What the exercise asks:
Copy each of the entries below faithfully, setting aside any pictures.

Supplied records:
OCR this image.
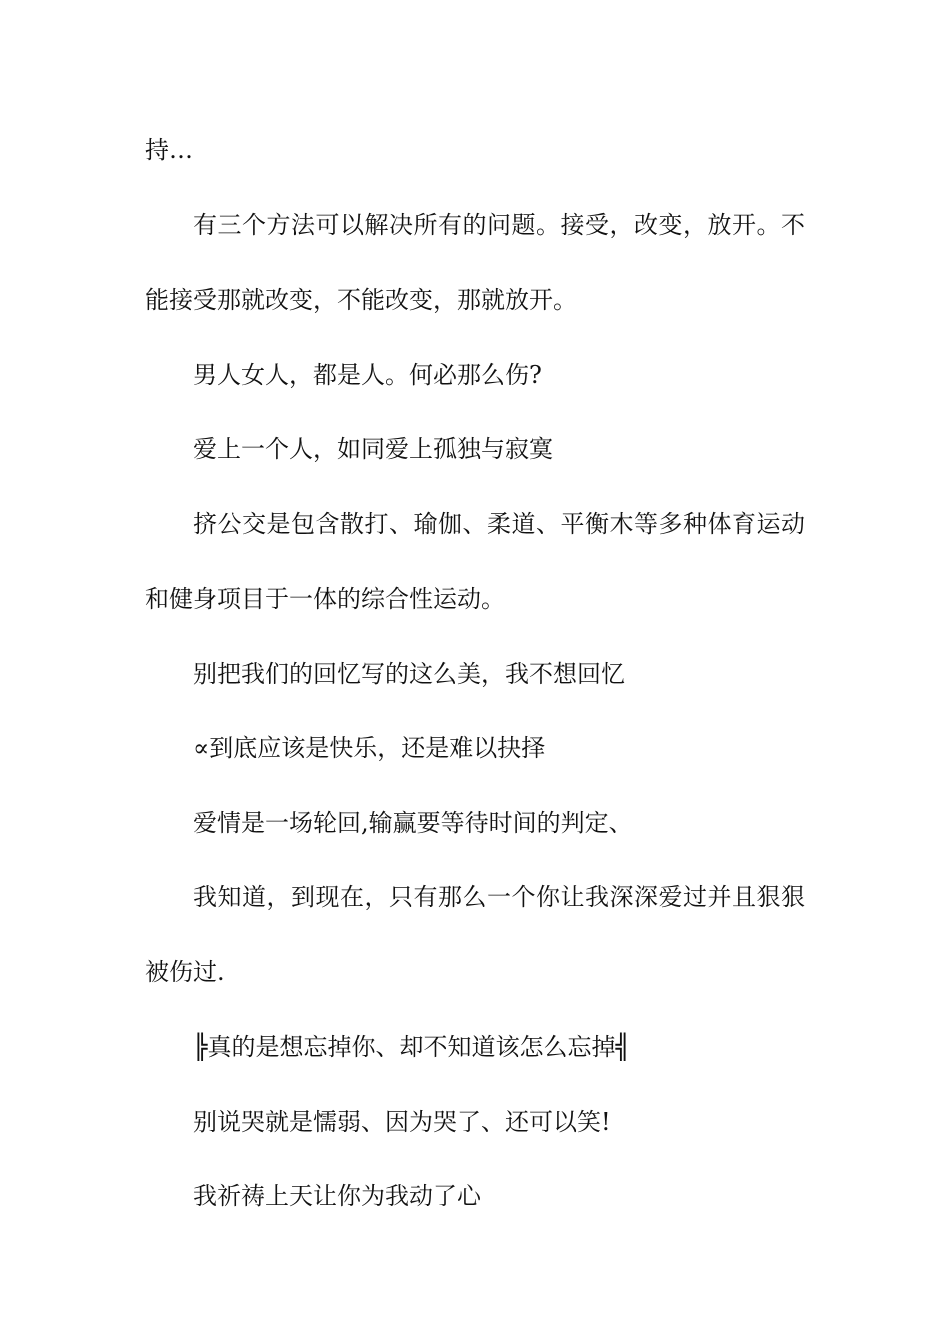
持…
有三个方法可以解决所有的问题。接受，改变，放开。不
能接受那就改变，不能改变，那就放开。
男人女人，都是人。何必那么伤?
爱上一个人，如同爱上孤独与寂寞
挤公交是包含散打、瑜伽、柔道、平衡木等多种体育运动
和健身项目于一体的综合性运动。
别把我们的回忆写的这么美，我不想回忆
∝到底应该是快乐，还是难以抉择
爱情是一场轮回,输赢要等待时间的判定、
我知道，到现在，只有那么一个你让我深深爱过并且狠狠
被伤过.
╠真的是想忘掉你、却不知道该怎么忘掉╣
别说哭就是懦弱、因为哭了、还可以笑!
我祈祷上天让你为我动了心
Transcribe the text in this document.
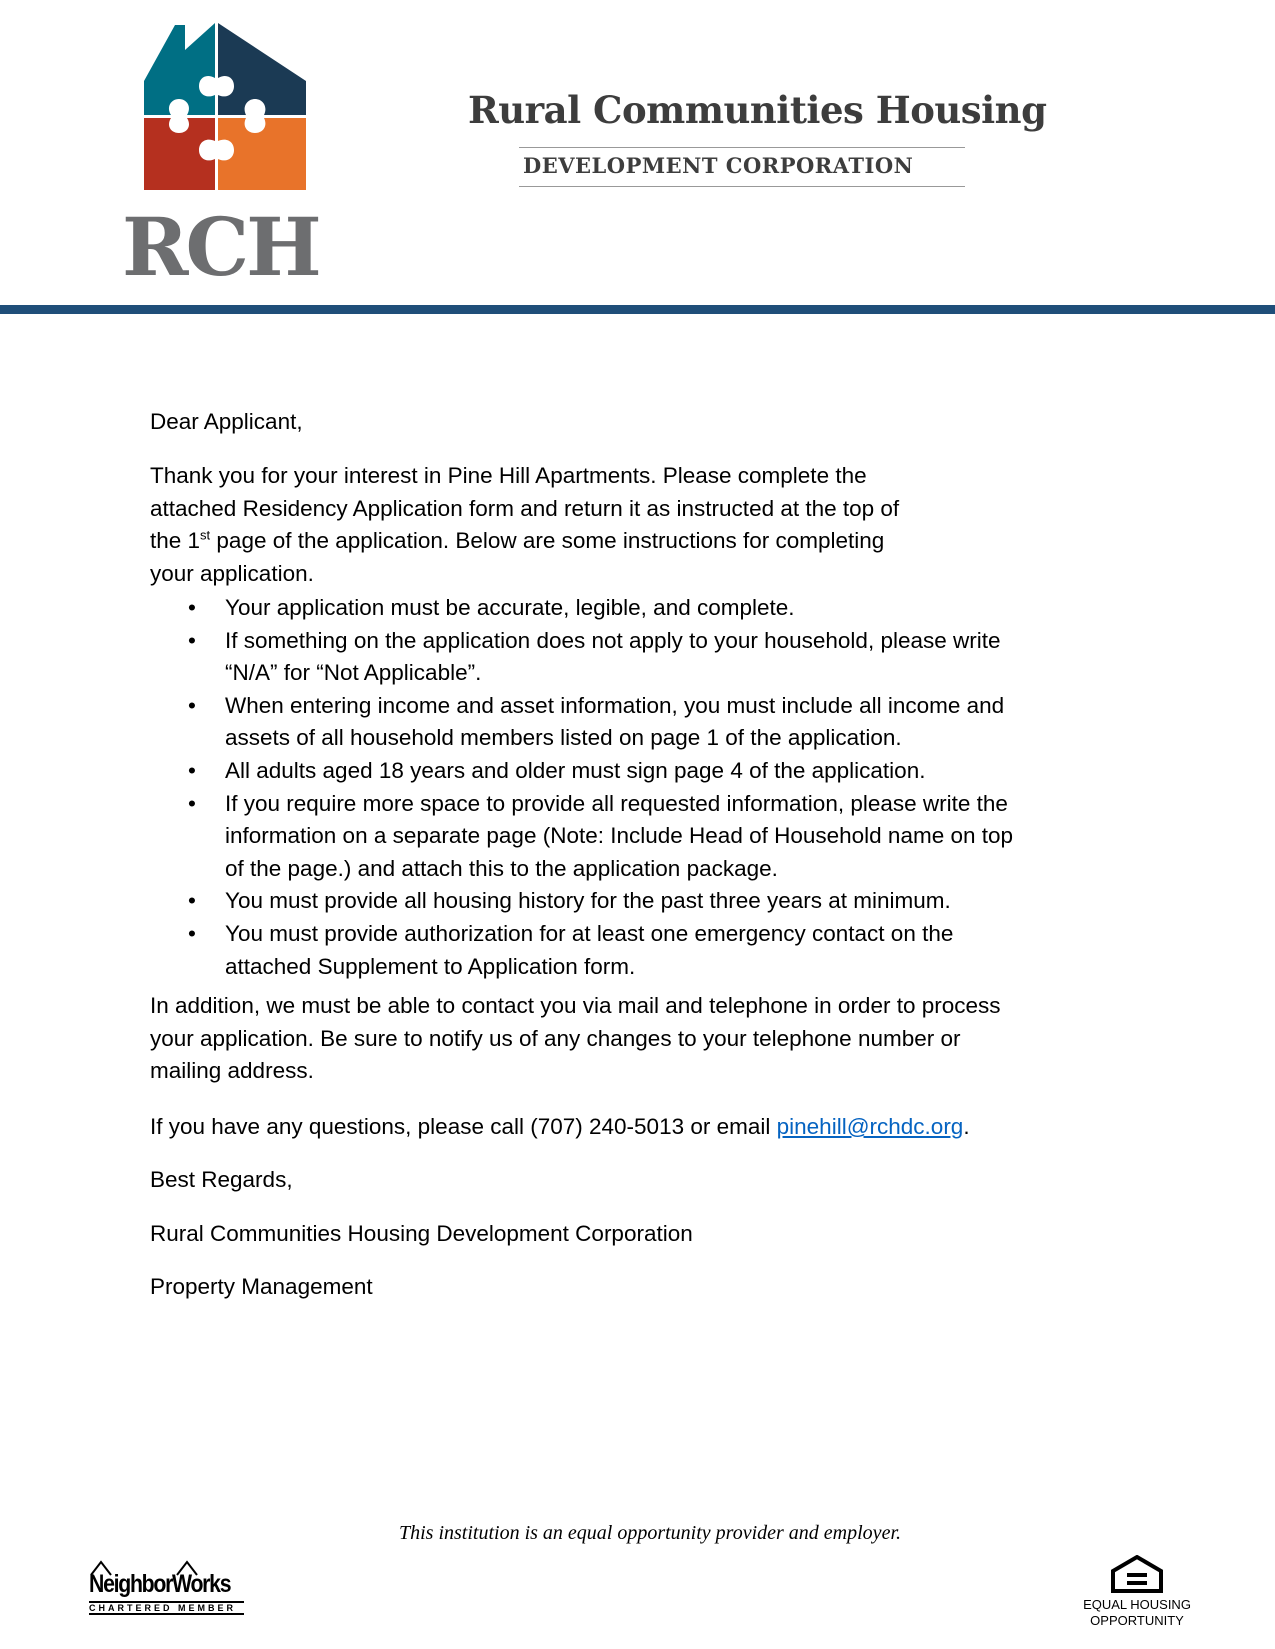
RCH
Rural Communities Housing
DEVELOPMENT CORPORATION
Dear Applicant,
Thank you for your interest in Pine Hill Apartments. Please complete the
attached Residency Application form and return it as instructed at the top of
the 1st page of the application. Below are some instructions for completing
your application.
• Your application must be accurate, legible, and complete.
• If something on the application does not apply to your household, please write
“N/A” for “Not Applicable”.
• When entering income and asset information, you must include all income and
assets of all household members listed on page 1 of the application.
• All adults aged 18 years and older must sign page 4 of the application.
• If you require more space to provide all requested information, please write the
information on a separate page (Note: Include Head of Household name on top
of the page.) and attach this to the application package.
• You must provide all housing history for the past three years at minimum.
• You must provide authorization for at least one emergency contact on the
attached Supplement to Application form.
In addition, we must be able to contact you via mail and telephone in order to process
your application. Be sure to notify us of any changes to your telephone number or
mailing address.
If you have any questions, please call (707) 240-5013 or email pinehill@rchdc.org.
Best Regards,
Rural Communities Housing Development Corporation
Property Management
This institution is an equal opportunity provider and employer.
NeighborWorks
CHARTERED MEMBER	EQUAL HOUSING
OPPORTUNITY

Solution:
OCR this image.
持…
有三个方法可以解决所有的问题。接受，改变，放开。不
能接受那就改变，不能改变，那就放开。
男人女人，都是人。何必那么伤?
爱上一个人，如同爱上孤独与寂寞
挤公交是包含散打、瑜伽、柔道、平衡木等多种体育运动
和健身项目于一体的综合性运动。
别把我们的回忆写的这么美，我不想回忆
∝到底应该是快乐，还是难以抉择
爱情是一场轮回,输赢要等待时间的判定、
我知道，到现在，只有那么一个你让我深深爱过并且狠狠
被伤过.
╠真的是想忘掉你、却不知道该怎么忘掉╣
别说哭就是懦弱、因为哭了、还可以笑!
我祈祷上天让你为我动了心
Transcribe the text in this document.
RCH
Rural Communities Housing
DEVELOPMENT CORPORATION
Dear Applicant,
Thank you for your interest in Pine Hill Apartments. Please complete the
attached Residency Application form and return it as instructed at the top of
the 1st page of the application. Below are some instructions for completing
your application.
• Your application must be accurate, legible, and complete.
• If something on the application does not apply to your household, please write
“N/A” for “Not Applicable”.
• When entering income and asset information, you must include all income and
assets of all household members listed on page 1 of the application.
• All adults aged 18 years and older must sign page 4 of the application.
• If you require more space to provide all requested information, please write the
information on a separate page (Note: Include Head of Household name on top
of the page.) and attach this to the application package.
• You must provide all housing history for the past three years at minimum.
• You must provide authorization for at least one emergency contact on the
attached Supplement to Application form.
In addition, we must be able to contact you via mail and telephone in order to process
your application. Be sure to notify us of any changes to your telephone number or
mailing address.
If you have any questions, please call (707) 240-5013 or email pinehill@rchdc.org.
Best Regards,
Rural Communities Housing Development Corporation
Property Management
This institution is an equal opportunity provider and employer.
NeighborWorks
CHARTERED MEMBER	EQUAL HOUSING
OPPORTUNITY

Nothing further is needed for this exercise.